* Begin EXCERPT PROVIDED *
Welcome to my Substack #15. This stacked prose piece was inspired by an interview I gave to the The Met’s Immaterial Podcast on the theme of “paper”. Soundtrack: Paper Paper Playlist
1. The most perfect paper ephemera has a certain rough texture to it, so that when you rub it between your fingers, you think you might rub a hole and a little residue comes off on your fingers. It feels thin – not as fragile as tissue paper but not as thick and stiff as the heavy weight paper you find in the photocopy machine of your local printers. The paper ephemera I am drawn to are the paper ephemera meant to disintegrate quick – the old train ticket used when trekking across India and casually thrown to the floor, yellowed envelopes sending long distant love letters, old newspaper used to wrap precious glass or ceramics. The more textured the paper, the more fall apart quality, the better. Paper that is so inconsequential that they didn’t bother to bleach it and the ink printed on the paper would bleed on the edges of the text. The more it is meant to not exist, the better it is to save. It is a death cycle of an obsession I’ve entered in.
2. e·phem·er·a: /əˈfem(ə)rə/ – “items of collectible memorabilia, typically written or printed ones, that were originally expected to have only short-term usefulness or popularity.”
3. I would keep boxes and boxes of paper ephemera before I knew what ephemera was – I would call them “Memory Boxes” full of little trinkets and papers of things that happened that I would want to remember. After one shoe box was full of pebbles, concert tickets, passed notes, I would put it in the closet and start a new one. I would look through these boxes every few years – culling out the memories I no longer remembered and re-reminding myself what once was. It was like reading an old journal but tactile.
* End EXCERPT PROVIDED *
**TASK INSTRUCTIONS:**
- A) In the piece on paper ephemera, what name did the writer give the boxes of trinkets and papers kept before knowing what ephemera was?
- B) Quote the passage of the piece on paper ephemera that begins with the words containing "2. e·phem·er·a: /əˈfem(ə)rə/" and ends with "journal but tactile.".
The entries that follow have nothing to do with this.
* Begin EXTRACTED RECORDS *
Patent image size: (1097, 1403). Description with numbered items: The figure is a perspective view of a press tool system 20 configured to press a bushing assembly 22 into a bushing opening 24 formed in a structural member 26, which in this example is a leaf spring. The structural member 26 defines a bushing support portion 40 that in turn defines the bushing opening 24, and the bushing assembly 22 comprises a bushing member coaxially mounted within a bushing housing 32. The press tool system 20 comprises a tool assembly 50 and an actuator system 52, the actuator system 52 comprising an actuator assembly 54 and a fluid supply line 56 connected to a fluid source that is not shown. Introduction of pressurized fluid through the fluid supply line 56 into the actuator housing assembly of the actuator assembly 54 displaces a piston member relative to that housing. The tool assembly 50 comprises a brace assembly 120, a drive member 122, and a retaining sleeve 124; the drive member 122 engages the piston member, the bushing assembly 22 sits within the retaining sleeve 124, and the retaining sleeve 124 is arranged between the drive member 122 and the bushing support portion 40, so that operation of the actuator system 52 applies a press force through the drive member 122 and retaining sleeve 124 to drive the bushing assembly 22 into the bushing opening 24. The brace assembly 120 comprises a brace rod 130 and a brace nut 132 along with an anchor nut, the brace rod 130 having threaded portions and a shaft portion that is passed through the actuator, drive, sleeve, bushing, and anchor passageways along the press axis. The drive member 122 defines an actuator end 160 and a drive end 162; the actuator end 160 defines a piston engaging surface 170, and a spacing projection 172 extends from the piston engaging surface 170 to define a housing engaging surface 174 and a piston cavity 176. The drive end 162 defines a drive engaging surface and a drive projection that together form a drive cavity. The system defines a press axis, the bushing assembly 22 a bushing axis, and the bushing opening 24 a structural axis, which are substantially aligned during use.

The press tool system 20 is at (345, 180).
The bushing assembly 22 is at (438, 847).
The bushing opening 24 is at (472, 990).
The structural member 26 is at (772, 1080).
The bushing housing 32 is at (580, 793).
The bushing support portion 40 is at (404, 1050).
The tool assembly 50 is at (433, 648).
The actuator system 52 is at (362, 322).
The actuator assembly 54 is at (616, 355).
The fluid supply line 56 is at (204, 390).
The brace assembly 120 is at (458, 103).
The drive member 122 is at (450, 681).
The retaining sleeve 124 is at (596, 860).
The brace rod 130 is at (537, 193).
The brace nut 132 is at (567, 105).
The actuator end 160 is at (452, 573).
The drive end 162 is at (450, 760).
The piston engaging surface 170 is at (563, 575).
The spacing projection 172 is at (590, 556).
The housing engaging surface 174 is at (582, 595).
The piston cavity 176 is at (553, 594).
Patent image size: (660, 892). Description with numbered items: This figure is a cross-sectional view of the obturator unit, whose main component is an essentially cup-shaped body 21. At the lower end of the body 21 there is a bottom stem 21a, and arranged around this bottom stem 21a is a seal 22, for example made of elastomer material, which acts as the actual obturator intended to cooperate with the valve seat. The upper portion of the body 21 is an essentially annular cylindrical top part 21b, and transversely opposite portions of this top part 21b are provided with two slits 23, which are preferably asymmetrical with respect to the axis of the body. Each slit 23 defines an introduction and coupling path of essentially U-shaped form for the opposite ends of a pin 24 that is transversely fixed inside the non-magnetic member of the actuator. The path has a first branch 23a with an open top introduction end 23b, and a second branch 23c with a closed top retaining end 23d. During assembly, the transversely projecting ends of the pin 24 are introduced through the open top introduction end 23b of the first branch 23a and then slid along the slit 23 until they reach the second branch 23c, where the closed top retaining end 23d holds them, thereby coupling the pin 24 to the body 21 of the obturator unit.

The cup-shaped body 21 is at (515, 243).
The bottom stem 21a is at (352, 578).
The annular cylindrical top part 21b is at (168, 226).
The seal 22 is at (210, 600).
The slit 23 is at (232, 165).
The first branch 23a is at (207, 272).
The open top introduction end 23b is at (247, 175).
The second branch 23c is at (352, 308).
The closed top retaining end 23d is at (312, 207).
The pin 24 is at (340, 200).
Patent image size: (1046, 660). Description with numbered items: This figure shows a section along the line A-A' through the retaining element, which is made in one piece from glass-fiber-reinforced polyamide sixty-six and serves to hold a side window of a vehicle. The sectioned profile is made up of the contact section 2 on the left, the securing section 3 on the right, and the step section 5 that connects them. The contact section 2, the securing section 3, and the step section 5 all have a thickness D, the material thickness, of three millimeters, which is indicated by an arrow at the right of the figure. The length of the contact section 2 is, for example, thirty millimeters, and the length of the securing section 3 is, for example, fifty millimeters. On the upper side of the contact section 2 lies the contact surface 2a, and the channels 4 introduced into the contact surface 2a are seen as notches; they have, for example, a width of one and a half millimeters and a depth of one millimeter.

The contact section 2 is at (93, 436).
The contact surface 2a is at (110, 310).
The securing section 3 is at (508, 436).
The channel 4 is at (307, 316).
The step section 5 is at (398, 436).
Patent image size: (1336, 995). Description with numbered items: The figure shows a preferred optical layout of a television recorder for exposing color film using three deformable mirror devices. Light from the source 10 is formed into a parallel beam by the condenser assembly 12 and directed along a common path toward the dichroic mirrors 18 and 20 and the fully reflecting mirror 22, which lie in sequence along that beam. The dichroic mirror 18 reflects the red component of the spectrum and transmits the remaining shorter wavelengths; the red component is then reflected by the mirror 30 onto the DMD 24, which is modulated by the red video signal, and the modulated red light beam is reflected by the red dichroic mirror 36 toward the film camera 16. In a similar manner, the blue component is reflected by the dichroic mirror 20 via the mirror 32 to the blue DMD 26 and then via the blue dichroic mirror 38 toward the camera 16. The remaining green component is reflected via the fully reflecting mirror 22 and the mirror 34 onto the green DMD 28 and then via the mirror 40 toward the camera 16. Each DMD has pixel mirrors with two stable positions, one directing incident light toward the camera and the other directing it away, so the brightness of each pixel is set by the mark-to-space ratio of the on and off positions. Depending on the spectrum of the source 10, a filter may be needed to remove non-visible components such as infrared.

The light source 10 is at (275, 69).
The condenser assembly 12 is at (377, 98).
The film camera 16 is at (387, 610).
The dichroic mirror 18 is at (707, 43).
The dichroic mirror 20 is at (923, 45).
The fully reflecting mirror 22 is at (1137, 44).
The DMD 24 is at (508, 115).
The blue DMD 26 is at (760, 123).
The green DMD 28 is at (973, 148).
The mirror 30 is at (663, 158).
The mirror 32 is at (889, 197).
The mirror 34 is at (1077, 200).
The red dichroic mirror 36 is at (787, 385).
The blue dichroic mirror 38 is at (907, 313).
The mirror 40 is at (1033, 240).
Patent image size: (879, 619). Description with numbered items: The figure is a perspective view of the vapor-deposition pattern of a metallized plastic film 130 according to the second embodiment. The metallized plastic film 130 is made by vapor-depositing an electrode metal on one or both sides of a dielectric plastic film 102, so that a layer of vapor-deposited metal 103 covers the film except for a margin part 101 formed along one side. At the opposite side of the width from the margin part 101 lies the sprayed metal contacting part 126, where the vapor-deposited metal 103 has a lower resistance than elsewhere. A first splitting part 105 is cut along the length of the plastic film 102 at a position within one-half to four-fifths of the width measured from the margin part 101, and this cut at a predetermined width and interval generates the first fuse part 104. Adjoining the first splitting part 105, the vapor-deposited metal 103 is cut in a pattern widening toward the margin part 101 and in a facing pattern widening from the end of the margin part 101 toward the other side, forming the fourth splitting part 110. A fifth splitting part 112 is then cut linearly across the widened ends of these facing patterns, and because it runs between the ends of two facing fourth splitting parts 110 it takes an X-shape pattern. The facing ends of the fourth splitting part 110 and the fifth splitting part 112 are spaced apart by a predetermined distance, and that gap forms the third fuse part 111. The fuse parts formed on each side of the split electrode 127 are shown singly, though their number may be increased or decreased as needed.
* End EXTRACTED RECORDS *
**RESPONSES FOR EACH TASK:**
- A) "Memory Boxes."

- B)
2. e·phem·er·a: /əˈfem(ə)rə/ – “items of collectible memorabilia, typically written or printed ones, that were originally expected to have only short-term usefulness or popularity.”
3. I would keep boxes and boxes of paper ephemera before I knew what ephemera was – I would call them “Memory Boxes” full of little trinkets and papers of things that happened that I would want to remember. After one shoe box was full of pebbles, concert tickets, passed notes, I would put it in the closet and start a new one. I would look through these boxes every few years – culling out the memories I no longer remembered and re-reminding myself what once was. It was like reading an old journal but tactile.